--- Problem description ---
Quote each record exactly, please, leaving none out.

--- Available records ---

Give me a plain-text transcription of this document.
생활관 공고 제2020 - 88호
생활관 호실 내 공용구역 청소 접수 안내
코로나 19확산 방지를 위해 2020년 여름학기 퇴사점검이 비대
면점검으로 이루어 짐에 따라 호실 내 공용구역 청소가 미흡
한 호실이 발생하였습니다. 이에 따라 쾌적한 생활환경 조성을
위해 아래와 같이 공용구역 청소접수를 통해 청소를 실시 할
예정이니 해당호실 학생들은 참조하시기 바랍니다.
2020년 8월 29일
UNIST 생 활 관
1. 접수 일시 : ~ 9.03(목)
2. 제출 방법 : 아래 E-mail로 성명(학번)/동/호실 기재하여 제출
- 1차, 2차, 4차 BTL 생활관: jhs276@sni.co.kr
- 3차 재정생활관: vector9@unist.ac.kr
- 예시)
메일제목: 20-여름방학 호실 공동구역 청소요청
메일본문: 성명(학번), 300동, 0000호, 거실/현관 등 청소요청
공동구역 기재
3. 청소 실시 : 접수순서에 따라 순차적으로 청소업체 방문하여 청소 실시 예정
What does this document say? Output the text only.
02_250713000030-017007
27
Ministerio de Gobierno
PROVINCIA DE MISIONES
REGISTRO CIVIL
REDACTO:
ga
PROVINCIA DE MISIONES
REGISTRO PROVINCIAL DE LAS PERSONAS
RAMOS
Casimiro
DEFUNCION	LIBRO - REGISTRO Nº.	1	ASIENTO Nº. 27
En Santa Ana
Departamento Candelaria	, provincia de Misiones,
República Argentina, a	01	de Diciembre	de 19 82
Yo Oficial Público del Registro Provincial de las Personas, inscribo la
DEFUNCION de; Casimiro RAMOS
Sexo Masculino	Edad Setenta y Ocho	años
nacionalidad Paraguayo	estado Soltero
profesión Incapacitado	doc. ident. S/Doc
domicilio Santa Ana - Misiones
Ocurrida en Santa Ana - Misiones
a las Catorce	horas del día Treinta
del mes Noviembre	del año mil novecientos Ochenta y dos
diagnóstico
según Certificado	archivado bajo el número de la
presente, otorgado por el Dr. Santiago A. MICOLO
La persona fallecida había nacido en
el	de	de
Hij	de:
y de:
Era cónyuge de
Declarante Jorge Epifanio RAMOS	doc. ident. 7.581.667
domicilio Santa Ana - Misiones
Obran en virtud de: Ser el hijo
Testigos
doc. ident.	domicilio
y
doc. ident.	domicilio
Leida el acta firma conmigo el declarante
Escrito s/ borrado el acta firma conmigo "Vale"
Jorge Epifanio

--- Correct output ---
Give me a plain-text transcription of this document.
생활관 공고 제2020 - 88호
생활관 호실 내 공용구역 청소 접수 안내
코로나 19확산 방지를 위해 2020년 여름학기 퇴사점검이 비대
면점검으로 이루어 짐에 따라 호실 내 공용구역 청소가 미흡
한 호실이 발생하였습니다. 이에 따라 쾌적한 생활환경 조성을
위해 아래와 같이 공용구역 청소접수를 통해 청소를 실시 할
예정이니 해당호실 학생들은 참조하시기 바랍니다.
2020년 8월 29일
UNIST 생 활 관
1. 접수 일시 : ~ 9.03(목)
2. 제출 방법 : 아래 E-mail로 성명(학번)/동/호실 기재하여 제출
- 1차, 2차, 4차 BTL 생활관: jhs276@sni.co.kr
- 3차 재정생활관: vector9@unist.ac.kr
- 예시)
메일제목: 20-여름방학 호실 공동구역 청소요청
메일본문: 성명(학번), 300동, 0000호, 거실/현관 등 청소요청
공동구역 기재
3. 청소 실시 : 접수순서에 따라 순차적으로 청소업체 방문하여 청소 실시 예정
What does this document say? Output the text only.
02_250713000030-017007
27
Ministerio de Gobierno
PROVINCIA DE MISIONES
REGISTRO CIVIL
REDACTO:
ga
PROVINCIA DE MISIONES
REGISTRO PROVINCIAL DE LAS PERSONAS
RAMOS
Casimiro
DEFUNCION	LIBRO - REGISTRO Nº.	1	ASIENTO Nº. 27
En Santa Ana
Departamento Candelaria	, provincia de Misiones,
República Argentina, a	01	de Diciembre	de 19 82
Yo Oficial Público del Registro Provincial de las Personas, inscribo la
DEFUNCION de; Casimiro RAMOS
Sexo Masculino	Edad Setenta y Ocho	años
nacionalidad Paraguayo	estado Soltero
profesión Incapacitado	doc. ident. S/Doc
domicilio Santa Ana - Misiones
Ocurrida en Santa Ana - Misiones
a las Catorce	horas del día Treinta
del mes Noviembre	del año mil novecientos Ochenta y dos
diagnóstico
según Certificado	archivado bajo el número de la
presente, otorgado por el Dr. Santiago A. MICOLO
La persona fallecida había nacido en
el	de	de
Hij	de:
y de:
Era cónyuge de
Declarante Jorge Epifanio RAMOS	doc. ident. 7.581.667
domicilio Santa Ana - Misiones
Obran en virtud de: Ser el hijo
Testigos
doc. ident.	domicilio
y
doc. ident.	domicilio
Leida el acta firma conmigo el declarante
Escrito s/ borrado el acta firma conmigo "Vale"
Jorge Epifanio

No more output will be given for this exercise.